Source records
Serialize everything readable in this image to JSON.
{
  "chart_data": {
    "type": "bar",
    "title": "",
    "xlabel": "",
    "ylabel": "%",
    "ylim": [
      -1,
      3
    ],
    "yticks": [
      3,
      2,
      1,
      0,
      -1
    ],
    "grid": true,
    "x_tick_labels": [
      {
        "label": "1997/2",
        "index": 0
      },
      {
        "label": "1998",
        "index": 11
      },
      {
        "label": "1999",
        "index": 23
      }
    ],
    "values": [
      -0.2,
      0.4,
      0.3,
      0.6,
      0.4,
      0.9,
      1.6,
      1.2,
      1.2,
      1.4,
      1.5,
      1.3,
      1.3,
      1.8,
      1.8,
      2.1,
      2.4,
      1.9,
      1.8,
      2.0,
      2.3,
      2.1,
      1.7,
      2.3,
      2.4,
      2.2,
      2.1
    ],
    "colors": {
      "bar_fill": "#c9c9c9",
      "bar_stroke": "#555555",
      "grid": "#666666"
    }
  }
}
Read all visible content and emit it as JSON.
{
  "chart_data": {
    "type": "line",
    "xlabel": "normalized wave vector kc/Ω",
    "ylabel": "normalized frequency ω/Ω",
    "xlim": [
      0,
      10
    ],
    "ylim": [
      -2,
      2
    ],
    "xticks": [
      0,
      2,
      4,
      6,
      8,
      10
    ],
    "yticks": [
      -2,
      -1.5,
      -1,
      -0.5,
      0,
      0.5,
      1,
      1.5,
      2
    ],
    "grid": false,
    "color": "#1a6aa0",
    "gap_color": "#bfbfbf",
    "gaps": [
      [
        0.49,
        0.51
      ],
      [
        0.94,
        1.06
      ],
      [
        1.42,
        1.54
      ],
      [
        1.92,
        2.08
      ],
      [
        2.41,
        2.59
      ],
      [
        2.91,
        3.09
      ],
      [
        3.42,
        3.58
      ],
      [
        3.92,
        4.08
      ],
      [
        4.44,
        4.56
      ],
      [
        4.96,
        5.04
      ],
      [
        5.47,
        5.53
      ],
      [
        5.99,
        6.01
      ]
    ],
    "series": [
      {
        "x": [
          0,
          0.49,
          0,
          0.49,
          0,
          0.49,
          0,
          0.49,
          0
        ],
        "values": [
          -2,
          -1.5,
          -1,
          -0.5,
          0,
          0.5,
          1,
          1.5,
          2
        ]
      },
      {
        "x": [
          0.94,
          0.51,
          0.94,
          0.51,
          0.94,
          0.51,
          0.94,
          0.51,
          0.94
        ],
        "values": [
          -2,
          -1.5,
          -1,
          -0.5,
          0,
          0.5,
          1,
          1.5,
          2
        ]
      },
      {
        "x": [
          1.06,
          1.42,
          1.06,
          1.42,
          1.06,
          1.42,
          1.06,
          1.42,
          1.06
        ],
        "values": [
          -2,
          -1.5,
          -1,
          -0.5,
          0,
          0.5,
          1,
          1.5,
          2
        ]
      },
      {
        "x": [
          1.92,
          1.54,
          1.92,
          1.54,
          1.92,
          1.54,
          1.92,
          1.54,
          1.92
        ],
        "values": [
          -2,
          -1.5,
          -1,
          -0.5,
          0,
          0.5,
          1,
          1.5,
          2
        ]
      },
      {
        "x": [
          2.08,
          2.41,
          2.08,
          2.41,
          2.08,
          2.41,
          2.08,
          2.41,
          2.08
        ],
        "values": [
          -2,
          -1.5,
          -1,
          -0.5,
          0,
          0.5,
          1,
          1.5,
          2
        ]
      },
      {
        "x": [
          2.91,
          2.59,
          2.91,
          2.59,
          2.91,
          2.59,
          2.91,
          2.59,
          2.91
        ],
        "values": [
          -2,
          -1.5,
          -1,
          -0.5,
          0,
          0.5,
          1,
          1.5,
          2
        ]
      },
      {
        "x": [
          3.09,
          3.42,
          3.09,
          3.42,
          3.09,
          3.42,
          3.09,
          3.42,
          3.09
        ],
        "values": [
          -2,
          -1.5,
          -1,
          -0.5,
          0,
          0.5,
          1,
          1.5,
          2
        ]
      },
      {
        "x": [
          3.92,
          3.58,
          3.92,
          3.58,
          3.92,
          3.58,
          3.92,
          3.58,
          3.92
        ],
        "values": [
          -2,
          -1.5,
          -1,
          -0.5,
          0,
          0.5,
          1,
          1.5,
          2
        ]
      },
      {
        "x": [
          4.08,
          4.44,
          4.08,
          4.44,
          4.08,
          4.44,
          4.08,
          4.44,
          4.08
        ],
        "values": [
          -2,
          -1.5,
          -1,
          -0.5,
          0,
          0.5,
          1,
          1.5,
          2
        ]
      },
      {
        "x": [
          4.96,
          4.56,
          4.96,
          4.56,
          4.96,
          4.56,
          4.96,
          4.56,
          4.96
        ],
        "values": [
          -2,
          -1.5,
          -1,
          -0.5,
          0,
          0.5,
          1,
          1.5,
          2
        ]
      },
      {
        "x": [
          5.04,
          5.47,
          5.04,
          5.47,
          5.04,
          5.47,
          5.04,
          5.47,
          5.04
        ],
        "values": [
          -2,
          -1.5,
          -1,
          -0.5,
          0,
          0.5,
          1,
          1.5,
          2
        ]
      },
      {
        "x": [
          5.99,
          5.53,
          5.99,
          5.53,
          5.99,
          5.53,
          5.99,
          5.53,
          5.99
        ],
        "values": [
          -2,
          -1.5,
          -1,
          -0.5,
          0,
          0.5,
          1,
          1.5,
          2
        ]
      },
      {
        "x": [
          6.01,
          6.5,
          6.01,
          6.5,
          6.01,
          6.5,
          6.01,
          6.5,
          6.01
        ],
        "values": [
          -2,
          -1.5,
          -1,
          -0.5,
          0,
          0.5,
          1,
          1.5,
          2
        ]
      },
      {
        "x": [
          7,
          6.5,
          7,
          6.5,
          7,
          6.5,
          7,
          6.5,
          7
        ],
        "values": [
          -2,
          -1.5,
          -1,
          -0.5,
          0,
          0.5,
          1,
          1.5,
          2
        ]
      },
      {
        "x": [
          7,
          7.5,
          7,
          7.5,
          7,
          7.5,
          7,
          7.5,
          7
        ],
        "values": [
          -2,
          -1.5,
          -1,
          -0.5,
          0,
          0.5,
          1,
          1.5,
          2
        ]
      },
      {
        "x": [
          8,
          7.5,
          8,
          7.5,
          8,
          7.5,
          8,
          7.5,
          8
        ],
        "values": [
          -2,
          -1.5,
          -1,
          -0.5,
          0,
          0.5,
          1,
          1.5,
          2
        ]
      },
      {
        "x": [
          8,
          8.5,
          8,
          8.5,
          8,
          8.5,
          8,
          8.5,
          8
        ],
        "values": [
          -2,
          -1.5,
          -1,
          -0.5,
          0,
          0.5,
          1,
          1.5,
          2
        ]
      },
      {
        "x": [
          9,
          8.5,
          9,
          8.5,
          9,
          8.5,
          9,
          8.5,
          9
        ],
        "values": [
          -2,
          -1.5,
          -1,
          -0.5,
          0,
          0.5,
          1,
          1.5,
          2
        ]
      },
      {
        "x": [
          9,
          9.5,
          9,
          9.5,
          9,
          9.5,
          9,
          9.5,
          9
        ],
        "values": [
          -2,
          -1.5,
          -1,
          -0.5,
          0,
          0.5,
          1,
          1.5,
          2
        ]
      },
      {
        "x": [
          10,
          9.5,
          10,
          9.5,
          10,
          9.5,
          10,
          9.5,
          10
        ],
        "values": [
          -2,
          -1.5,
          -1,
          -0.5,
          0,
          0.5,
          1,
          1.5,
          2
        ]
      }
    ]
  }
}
---
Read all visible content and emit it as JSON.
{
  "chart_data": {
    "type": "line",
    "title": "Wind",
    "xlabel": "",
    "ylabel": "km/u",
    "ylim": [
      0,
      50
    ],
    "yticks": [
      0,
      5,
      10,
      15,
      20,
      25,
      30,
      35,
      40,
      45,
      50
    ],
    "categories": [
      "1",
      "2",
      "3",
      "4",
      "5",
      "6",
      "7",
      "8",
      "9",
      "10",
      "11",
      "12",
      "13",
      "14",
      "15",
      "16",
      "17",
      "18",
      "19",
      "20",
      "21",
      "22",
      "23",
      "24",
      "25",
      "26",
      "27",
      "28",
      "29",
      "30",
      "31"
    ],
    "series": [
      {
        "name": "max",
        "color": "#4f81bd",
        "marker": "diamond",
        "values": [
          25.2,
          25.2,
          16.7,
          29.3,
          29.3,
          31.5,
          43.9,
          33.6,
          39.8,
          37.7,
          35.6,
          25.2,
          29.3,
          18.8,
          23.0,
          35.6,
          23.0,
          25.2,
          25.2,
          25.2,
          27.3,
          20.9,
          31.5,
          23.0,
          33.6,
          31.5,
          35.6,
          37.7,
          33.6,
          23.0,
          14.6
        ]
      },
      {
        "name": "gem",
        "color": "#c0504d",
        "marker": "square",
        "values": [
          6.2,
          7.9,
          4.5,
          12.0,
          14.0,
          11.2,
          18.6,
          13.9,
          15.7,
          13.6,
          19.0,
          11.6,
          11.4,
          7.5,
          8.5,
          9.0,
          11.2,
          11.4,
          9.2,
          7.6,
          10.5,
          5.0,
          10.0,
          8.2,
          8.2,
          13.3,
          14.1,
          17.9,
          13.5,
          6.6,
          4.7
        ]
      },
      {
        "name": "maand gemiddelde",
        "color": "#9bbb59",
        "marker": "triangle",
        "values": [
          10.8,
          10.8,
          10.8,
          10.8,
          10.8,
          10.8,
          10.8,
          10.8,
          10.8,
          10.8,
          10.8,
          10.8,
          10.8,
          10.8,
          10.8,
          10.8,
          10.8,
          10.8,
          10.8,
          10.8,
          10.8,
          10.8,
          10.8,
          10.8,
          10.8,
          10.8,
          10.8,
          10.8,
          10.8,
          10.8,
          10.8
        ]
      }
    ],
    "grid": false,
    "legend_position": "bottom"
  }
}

Exercise requirements
Check each line of the records for the word "marker", and show the lines that contain it.

Result
        "marker": "diamond",
        "marker": "square",
        "marker": "triangle",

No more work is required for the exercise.